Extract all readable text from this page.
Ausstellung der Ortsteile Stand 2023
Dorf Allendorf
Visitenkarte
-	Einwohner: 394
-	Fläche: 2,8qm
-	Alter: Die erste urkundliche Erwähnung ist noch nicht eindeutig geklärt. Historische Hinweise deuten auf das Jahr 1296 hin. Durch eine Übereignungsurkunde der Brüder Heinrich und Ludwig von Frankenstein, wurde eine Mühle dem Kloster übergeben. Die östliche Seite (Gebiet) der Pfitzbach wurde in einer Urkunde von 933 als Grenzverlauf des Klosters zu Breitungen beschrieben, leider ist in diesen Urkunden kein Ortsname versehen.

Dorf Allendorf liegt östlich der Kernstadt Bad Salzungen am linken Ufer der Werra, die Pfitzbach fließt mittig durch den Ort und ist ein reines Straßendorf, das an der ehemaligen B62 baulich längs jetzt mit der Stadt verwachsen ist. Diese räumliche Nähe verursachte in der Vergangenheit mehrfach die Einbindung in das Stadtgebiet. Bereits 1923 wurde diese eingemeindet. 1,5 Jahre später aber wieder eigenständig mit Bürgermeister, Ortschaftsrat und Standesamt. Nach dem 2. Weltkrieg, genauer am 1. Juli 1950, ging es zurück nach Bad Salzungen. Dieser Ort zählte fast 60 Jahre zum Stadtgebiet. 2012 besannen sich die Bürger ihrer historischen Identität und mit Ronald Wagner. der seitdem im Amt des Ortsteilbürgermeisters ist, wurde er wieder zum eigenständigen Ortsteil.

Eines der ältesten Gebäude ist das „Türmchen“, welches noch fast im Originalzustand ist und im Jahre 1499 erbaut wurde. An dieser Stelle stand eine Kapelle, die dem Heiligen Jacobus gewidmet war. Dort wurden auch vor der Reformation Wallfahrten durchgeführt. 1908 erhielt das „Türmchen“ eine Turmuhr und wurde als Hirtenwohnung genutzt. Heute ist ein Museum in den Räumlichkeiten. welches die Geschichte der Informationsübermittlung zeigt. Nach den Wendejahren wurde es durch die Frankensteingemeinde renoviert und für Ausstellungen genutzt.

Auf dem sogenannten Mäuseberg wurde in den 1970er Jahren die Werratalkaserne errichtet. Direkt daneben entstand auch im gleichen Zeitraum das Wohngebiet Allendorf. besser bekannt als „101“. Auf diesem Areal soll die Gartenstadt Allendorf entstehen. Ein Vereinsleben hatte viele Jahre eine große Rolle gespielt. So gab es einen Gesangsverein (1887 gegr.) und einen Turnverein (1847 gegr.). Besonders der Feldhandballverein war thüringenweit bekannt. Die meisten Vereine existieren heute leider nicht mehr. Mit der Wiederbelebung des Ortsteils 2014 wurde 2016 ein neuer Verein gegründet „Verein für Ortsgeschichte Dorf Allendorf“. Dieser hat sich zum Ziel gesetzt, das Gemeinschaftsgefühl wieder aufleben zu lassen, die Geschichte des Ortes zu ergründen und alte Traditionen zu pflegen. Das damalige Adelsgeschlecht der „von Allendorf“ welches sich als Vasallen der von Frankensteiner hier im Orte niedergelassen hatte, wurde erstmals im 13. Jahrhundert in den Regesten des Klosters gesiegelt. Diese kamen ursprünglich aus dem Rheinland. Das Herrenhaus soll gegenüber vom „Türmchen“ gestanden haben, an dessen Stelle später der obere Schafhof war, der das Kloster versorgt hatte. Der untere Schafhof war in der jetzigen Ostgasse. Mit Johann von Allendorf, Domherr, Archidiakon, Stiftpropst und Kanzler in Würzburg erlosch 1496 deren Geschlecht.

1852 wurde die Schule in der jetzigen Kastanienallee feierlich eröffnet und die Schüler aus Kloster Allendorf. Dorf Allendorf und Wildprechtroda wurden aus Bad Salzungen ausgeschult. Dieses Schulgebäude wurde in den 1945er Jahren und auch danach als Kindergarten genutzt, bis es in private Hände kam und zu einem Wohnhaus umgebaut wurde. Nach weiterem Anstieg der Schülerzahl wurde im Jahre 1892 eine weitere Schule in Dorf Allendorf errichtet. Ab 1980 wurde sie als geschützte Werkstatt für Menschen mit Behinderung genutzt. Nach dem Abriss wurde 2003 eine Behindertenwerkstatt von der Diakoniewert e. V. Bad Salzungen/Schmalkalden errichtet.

- Set exercise -
Repeat the data precisely, line by line.

- Task output -
Extract all readable text from this page.
Ausstellung der Ortsteile Stand 2023
Dorf Allendorf
Visitenkarte
-	Einwohner: 394
-	Fläche: 2,8qm
-	Alter: Die erste urkundliche Erwähnung ist noch nicht eindeutig geklärt. Historische Hinweise deuten auf das Jahr 1296 hin. Durch eine Übereignungsurkunde der Brüder Heinrich und Ludwig von Frankenstein, wurde eine Mühle dem Kloster übergeben. Die östliche Seite (Gebiet) der Pfitzbach wurde in einer Urkunde von 933 als Grenzverlauf des Klosters zu Breitungen beschrieben, leider ist in diesen Urkunden kein Ortsname versehen.

Dorf Allendorf liegt östlich der Kernstadt Bad Salzungen am linken Ufer der Werra, die Pfitzbach fließt mittig durch den Ort und ist ein reines Straßendorf, das an der ehemaligen B62 baulich längs jetzt mit der Stadt verwachsen ist. Diese räumliche Nähe verursachte in der Vergangenheit mehrfach die Einbindung in das Stadtgebiet. Bereits 1923 wurde diese eingemeindet. 1,5 Jahre später aber wieder eigenständig mit Bürgermeister, Ortschaftsrat und Standesamt. Nach dem 2. Weltkrieg, genauer am 1. Juli 1950, ging es zurück nach Bad Salzungen. Dieser Ort zählte fast 60 Jahre zum Stadtgebiet. 2012 besannen sich die Bürger ihrer historischen Identität und mit Ronald Wagner. der seitdem im Amt des Ortsteilbürgermeisters ist, wurde er wieder zum eigenständigen Ortsteil.

Eines der ältesten Gebäude ist das „Türmchen“, welches noch fast im Originalzustand ist und im Jahre 1499 erbaut wurde. An dieser Stelle stand eine Kapelle, die dem Heiligen Jacobus gewidmet war. Dort wurden auch vor der Reformation Wallfahrten durchgeführt. 1908 erhielt das „Türmchen“ eine Turmuhr und wurde als Hirtenwohnung genutzt. Heute ist ein Museum in den Räumlichkeiten. welches die Geschichte der Informationsübermittlung zeigt. Nach den Wendejahren wurde es durch die Frankensteingemeinde renoviert und für Ausstellungen genutzt.

Auf dem sogenannten Mäuseberg wurde in den 1970er Jahren die Werratalkaserne errichtet. Direkt daneben entstand auch im gleichen Zeitraum das Wohngebiet Allendorf. besser bekannt als „101“. Auf diesem Areal soll die Gartenstadt Allendorf entstehen. Ein Vereinsleben hatte viele Jahre eine große Rolle gespielt. So gab es einen Gesangsverein (1887 gegr.) und einen Turnverein (1847 gegr.). Besonders der Feldhandballverein war thüringenweit bekannt. Die meisten Vereine existieren heute leider nicht mehr. Mit der Wiederbelebung des Ortsteils 2014 wurde 2016 ein neuer Verein gegründet „Verein für Ortsgeschichte Dorf Allendorf“. Dieser hat sich zum Ziel gesetzt, das Gemeinschaftsgefühl wieder aufleben zu lassen, die Geschichte des Ortes zu ergründen und alte Traditionen zu pflegen. Das damalige Adelsgeschlecht der „von Allendorf“ welches sich als Vasallen der von Frankensteiner hier im Orte niedergelassen hatte, wurde erstmals im 13. Jahrhundert in den Regesten des Klosters gesiegelt. Diese kamen ursprünglich aus dem Rheinland. Das Herrenhaus soll gegenüber vom „Türmchen“ gestanden haben, an dessen Stelle später der obere Schafhof war, der das Kloster versorgt hatte. Der untere Schafhof war in der jetzigen Ostgasse. Mit Johann von Allendorf, Domherr, Archidiakon, Stiftpropst und Kanzler in Würzburg erlosch 1496 deren Geschlecht.

1852 wurde die Schule in der jetzigen Kastanienallee feierlich eröffnet und die Schüler aus Kloster Allendorf. Dorf Allendorf und Wildprechtroda wurden aus Bad Salzungen ausgeschult. Dieses Schulgebäude wurde in den 1945er Jahren und auch danach als Kindergarten genutzt, bis es in private Hände kam und zu einem Wohnhaus umgebaut wurde. Nach weiterem Anstieg der Schülerzahl wurde im Jahre 1892 eine weitere Schule in Dorf Allendorf errichtet. Ab 1980 wurde sie als geschützte Werkstatt für Menschen mit Behinderung genutzt. Nach dem Abriss wurde 2003 eine Behindertenwerkstatt von der Diakoniewert e. V. Bad Salzungen/Schmalkalden errichtet.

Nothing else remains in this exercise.